Exercise aim |
Each record is to be transcribed exactly.

+++++

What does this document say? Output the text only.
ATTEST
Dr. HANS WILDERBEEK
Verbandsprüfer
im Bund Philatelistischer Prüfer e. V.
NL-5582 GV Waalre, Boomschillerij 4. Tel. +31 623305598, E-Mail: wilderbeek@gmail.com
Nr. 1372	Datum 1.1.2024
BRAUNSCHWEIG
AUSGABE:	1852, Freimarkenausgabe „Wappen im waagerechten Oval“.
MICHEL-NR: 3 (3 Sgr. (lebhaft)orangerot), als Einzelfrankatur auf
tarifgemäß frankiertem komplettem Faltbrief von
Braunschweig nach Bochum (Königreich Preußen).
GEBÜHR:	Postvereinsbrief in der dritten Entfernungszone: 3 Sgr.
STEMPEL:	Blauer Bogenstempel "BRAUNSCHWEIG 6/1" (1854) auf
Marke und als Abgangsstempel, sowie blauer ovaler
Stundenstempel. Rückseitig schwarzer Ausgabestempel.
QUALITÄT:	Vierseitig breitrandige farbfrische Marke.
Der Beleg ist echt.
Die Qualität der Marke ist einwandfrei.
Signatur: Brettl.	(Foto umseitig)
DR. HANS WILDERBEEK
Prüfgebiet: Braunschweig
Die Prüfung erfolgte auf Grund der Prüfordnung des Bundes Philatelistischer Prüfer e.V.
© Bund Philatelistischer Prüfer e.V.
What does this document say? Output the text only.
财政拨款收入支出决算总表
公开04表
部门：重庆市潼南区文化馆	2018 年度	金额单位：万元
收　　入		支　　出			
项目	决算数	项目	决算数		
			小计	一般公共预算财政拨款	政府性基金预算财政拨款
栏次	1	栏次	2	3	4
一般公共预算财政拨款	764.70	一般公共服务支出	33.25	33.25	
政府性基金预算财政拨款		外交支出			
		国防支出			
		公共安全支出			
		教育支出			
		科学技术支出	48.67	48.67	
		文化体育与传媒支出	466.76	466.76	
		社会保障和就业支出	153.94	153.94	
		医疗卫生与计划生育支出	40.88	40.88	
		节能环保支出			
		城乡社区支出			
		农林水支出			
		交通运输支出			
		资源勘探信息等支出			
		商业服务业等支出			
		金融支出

+++++

Result below |
What does this document say? Output the text only.
ATTEST
Dr. HANS WILDERBEEK
Verbandsprüfer
im Bund Philatelistischer Prüfer e. V.
NL-5582 GV Waalre, Boomschillerij 4. Tel. +31 623305598, E-Mail: wilderbeek@gmail.com
Nr. 1372	Datum 1.1.2024
BRAUNSCHWEIG
AUSGABE:	1852, Freimarkenausgabe „Wappen im waagerechten Oval“.
MICHEL-NR: 3 (3 Sgr. (lebhaft)orangerot), als Einzelfrankatur auf
tarifgemäß frankiertem komplettem Faltbrief von
Braunschweig nach Bochum (Königreich Preußen).
GEBÜHR:	Postvereinsbrief in der dritten Entfernungszone: 3 Sgr.
STEMPEL:	Blauer Bogenstempel "BRAUNSCHWEIG 6/1" (1854) auf
Marke und als Abgangsstempel, sowie blauer ovaler
Stundenstempel. Rückseitig schwarzer Ausgabestempel.
QUALITÄT:	Vierseitig breitrandige farbfrische Marke.
Der Beleg ist echt.
Die Qualität der Marke ist einwandfrei.
Signatur: Brettl.	(Foto umseitig)
DR. HANS WILDERBEEK
Prüfgebiet: Braunschweig
Die Prüfung erfolgte auf Grund der Prüfordnung des Bundes Philatelistischer Prüfer e.V.
© Bund Philatelistischer Prüfer e.V.
What does this document say? Output the text only.
财政拨款收入支出决算总表
公开04表
部门：重庆市潼南区文化馆	2018 年度	金额单位：万元
收　　入		支　　出			
项目	决算数	项目	决算数		
			小计	一般公共预算财政拨款	政府性基金预算财政拨款
栏次	1	栏次	2	3	4
一般公共预算财政拨款	764.70	一般公共服务支出	33.25	33.25	
政府性基金预算财政拨款		外交支出			
		国防支出			
		公共安全支出			
		教育支出			
		科学技术支出	48.67	48.67	
		文化体育与传媒支出	466.76	466.76	
		社会保障和就业支出	153.94	153.94	
		医疗卫生与计划生育支出	40.88	40.88	
		节能环保支出			
		城乡社区支出			
		农林水支出			
		交通运输支出			
		资源勘探信息等支出			
		商业服务业等支出			
		金融支出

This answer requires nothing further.